THE TASK: Among the lines below, count those with "ylabel". Give only the number.
-- BEGIN --
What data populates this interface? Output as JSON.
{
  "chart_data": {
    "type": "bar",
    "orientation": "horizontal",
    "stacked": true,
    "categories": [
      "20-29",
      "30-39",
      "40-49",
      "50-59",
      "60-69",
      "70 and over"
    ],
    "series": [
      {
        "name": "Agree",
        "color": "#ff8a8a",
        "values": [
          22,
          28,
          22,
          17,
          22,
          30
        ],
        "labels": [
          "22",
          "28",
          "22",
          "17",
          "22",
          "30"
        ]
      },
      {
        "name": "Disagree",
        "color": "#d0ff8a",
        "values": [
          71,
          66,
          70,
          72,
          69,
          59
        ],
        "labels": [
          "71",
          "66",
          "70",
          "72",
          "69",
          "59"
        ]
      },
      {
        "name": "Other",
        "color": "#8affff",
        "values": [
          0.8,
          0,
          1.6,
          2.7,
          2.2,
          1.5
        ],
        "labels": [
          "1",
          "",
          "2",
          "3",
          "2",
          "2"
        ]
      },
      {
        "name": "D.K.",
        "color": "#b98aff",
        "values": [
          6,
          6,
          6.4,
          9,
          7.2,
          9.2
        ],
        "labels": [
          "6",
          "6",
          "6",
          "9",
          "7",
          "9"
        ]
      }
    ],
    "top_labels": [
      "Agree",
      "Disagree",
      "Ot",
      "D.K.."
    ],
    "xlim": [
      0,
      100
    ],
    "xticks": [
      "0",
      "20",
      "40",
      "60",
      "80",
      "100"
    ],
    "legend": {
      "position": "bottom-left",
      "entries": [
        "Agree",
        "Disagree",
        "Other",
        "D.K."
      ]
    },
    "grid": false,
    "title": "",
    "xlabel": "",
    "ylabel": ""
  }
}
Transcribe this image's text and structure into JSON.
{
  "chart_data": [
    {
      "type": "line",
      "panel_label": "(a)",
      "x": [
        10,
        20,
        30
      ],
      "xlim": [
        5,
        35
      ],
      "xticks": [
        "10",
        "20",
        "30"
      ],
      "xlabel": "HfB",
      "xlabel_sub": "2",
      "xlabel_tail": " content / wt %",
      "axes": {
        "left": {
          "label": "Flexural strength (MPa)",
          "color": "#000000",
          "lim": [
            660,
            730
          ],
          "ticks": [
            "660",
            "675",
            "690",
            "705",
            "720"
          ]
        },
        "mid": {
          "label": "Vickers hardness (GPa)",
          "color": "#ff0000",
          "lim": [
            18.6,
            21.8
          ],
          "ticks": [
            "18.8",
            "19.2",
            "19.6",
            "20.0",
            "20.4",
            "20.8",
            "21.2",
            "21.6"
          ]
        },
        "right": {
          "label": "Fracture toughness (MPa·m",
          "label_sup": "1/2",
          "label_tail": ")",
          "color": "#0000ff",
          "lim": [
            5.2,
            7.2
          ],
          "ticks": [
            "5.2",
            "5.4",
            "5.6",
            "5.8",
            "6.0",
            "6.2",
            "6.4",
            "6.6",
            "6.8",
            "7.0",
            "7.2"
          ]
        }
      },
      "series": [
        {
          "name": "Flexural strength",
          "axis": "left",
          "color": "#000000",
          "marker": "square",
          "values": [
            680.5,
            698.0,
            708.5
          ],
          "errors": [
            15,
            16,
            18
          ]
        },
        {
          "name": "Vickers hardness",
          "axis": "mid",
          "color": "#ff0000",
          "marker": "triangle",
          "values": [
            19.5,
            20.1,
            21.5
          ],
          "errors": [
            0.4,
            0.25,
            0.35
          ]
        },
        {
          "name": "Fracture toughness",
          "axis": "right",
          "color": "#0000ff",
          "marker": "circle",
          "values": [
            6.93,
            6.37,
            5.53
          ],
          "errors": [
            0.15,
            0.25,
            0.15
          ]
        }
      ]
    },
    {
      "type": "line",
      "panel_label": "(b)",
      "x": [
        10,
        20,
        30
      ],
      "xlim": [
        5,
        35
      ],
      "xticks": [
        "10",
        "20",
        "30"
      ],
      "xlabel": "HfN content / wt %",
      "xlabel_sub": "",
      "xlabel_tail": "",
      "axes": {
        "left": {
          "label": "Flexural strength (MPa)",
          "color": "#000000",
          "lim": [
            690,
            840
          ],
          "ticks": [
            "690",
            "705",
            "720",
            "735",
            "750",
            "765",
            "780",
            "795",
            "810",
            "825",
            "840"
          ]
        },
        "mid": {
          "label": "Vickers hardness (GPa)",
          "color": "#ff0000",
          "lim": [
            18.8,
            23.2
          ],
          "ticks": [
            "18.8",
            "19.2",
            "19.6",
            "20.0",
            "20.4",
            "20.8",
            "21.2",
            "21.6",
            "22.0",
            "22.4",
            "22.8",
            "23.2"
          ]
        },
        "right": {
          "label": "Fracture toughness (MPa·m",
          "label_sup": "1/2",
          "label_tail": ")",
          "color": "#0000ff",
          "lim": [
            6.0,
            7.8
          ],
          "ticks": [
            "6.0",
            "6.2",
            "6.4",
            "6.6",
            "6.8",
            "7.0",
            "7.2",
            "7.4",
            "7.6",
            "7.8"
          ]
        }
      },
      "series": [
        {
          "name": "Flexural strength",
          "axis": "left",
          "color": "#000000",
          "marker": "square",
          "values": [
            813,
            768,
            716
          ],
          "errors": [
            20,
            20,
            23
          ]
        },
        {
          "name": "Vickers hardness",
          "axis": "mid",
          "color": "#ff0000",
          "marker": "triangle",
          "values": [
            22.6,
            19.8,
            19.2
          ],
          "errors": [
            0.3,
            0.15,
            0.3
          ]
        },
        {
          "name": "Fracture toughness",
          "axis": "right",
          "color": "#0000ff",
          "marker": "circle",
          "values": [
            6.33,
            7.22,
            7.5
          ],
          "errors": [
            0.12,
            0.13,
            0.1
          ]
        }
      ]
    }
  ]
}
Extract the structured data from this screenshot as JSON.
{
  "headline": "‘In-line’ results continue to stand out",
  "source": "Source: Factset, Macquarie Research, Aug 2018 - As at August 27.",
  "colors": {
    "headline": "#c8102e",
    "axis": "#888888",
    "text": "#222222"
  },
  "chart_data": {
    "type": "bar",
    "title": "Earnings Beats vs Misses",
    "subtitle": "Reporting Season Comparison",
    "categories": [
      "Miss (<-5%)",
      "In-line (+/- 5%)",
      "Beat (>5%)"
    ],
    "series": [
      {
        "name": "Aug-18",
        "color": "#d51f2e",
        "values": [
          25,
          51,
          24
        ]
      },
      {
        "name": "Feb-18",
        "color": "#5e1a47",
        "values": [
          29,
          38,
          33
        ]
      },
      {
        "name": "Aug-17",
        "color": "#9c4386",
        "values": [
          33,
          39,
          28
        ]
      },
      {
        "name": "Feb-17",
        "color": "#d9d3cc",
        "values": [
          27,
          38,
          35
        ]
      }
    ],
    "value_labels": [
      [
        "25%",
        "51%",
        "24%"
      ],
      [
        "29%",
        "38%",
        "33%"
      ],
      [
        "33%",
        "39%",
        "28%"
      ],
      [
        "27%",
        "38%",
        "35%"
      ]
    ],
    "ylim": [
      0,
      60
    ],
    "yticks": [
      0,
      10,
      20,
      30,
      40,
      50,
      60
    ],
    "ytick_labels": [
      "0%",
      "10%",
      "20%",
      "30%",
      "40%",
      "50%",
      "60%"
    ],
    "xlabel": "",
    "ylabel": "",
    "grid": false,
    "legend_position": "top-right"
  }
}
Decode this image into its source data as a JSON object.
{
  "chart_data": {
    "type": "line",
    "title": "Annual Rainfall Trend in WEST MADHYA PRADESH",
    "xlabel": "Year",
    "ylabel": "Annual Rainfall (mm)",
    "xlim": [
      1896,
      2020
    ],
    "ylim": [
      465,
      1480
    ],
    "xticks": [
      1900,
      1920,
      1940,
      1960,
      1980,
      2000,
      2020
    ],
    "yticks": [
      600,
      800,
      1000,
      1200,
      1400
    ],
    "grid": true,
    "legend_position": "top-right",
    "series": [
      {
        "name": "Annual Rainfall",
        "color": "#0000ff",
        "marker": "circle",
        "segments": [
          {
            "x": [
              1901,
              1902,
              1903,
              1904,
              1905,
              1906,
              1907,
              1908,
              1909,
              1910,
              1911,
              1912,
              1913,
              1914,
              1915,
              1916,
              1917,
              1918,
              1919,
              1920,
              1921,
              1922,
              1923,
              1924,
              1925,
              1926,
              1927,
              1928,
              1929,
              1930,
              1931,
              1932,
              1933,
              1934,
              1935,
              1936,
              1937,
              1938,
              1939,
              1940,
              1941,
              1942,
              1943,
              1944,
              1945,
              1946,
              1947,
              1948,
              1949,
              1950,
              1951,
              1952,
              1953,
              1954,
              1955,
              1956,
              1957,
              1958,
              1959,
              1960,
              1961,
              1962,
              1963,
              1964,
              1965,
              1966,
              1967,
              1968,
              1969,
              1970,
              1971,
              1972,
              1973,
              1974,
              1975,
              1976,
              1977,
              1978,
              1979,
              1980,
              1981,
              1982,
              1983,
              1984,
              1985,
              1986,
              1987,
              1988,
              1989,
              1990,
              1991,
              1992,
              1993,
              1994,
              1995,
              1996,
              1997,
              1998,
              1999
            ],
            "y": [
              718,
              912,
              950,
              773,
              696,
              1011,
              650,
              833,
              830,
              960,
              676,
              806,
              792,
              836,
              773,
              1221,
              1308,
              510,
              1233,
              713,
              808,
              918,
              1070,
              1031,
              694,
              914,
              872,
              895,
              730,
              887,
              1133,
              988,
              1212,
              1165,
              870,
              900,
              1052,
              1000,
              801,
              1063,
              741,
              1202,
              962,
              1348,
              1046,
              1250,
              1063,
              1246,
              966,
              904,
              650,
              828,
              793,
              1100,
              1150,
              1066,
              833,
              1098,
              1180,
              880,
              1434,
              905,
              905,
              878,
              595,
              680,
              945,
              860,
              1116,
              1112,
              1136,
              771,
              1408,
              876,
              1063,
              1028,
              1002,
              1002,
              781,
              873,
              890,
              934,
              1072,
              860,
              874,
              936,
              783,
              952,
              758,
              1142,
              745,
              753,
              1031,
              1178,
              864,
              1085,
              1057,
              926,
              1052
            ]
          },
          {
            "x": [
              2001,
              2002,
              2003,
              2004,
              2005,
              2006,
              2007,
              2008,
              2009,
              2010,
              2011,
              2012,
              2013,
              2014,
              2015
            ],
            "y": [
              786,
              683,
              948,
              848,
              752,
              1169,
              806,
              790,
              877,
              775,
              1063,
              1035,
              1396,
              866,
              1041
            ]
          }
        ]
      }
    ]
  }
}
-- END --
SOLUTION TO THE EXERCISE: 3